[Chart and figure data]
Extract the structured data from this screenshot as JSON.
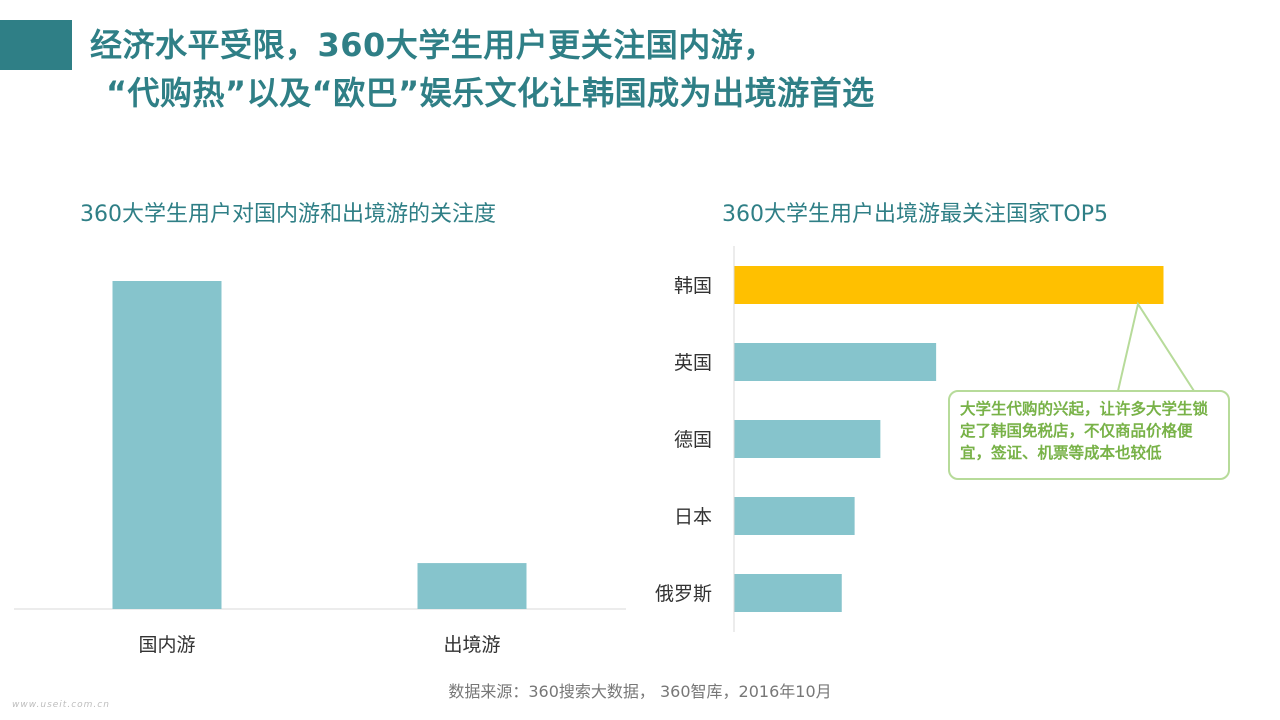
{
  "slide": {
    "title_line1": "经济水平受限，360大学生用户更关注国内游，",
    "title_line2": "“代购热”以及“欧巴”娱乐文化让韩国成为出境游首选",
    "source": "数据来源：360搜索大数据， 360智库，2016年10月",
    "watermark": "www.useit.com.cn",
    "accent_color": "#2f7f86"
  },
  "callout": {
    "text": "大学生代购的兴起，让许多大学生锁定了韩国免税店，不仅商品价格便宜，签证、机票等成本也较低"
  },
  "chart_data": [
    {
      "type": "bar",
      "title": "360大学生用户对国内游和出境游的关注度",
      "categories": [
        "国内游",
        "出境游"
      ],
      "values": [
        100,
        14
      ],
      "color": "#86c4cc",
      "grid": false
    },
    {
      "type": "bar",
      "orientation": "horizontal",
      "title": "360大学生用户出境游最关注国家TOP5",
      "categories": [
        "韩国",
        "英国",
        "德国",
        "日本",
        "俄罗斯"
      ],
      "values": [
        100,
        47,
        34,
        28,
        25
      ],
      "colors": [
        "#ffc000",
        "#86c4cc",
        "#86c4cc",
        "#86c4cc",
        "#86c4cc"
      ],
      "grid": false
    }
  ]
}
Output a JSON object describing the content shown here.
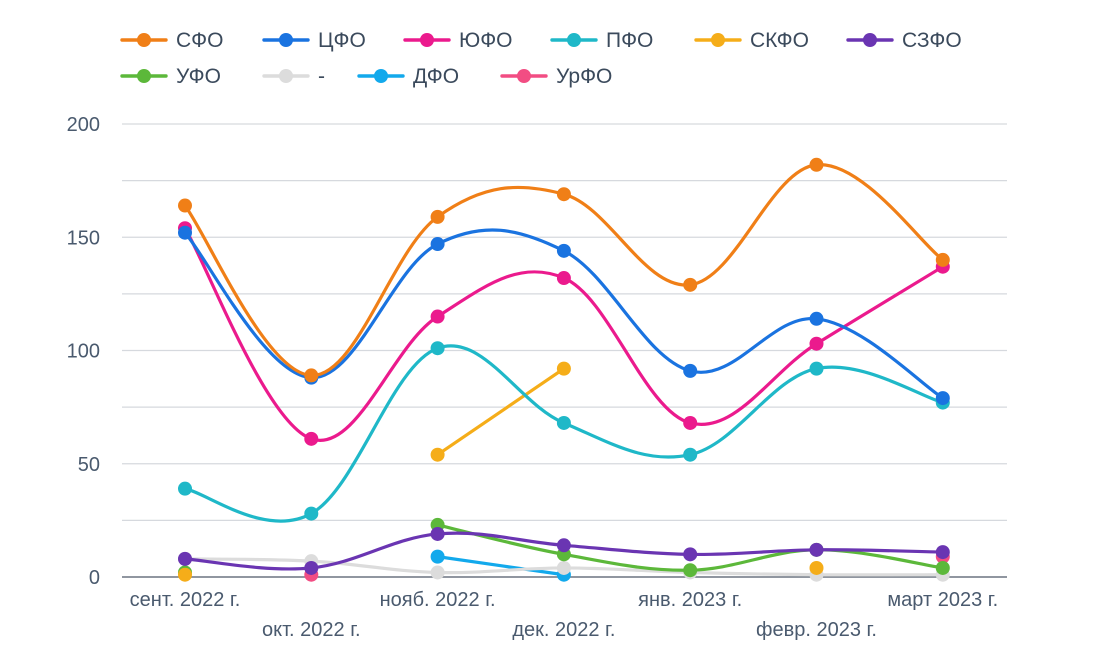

[Written exercise] All of the records above must be copied exactly, except for the pictures.

[Result below]
Extract the structured data from this screenshot as JSON.
{
  "slide": {
    "title_line1": "经济水平受限，360大学生用户更关注国内游，",
    "title_line2": "“代购热”以及“欧巴”娱乐文化让韩国成为出境游首选",
    "source": "数据来源：360搜索大数据， 360智库，2016年10月",
    "watermark": "www.useit.com.cn",
    "accent_color": "#2f7f86"
  },
  "callout": {
    "text": "大学生代购的兴起，让许多大学生锁定了韩国免税店，不仅商品价格便宜，签证、机票等成本也较低"
  },
  "chart_data": [
    {
      "type": "bar",
      "title": "360大学生用户对国内游和出境游的关注度",
      "categories": [
        "国内游",
        "出境游"
      ],
      "values": [
        100,
        14
      ],
      "color": "#86c4cc",
      "grid": false
    },
    {
      "type": "bar",
      "orientation": "horizontal",
      "title": "360大学生用户出境游最关注国家TOP5",
      "categories": [
        "韩国",
        "英国",
        "德国",
        "日本",
        "俄罗斯"
      ],
      "values": [
        100,
        47,
        34,
        28,
        25
      ],
      "colors": [
        "#ffc000",
        "#86c4cc",
        "#86c4cc",
        "#86c4cc",
        "#86c4cc"
      ],
      "grid": false
    }
  ]
}
Output a JSON object describing the content shown here.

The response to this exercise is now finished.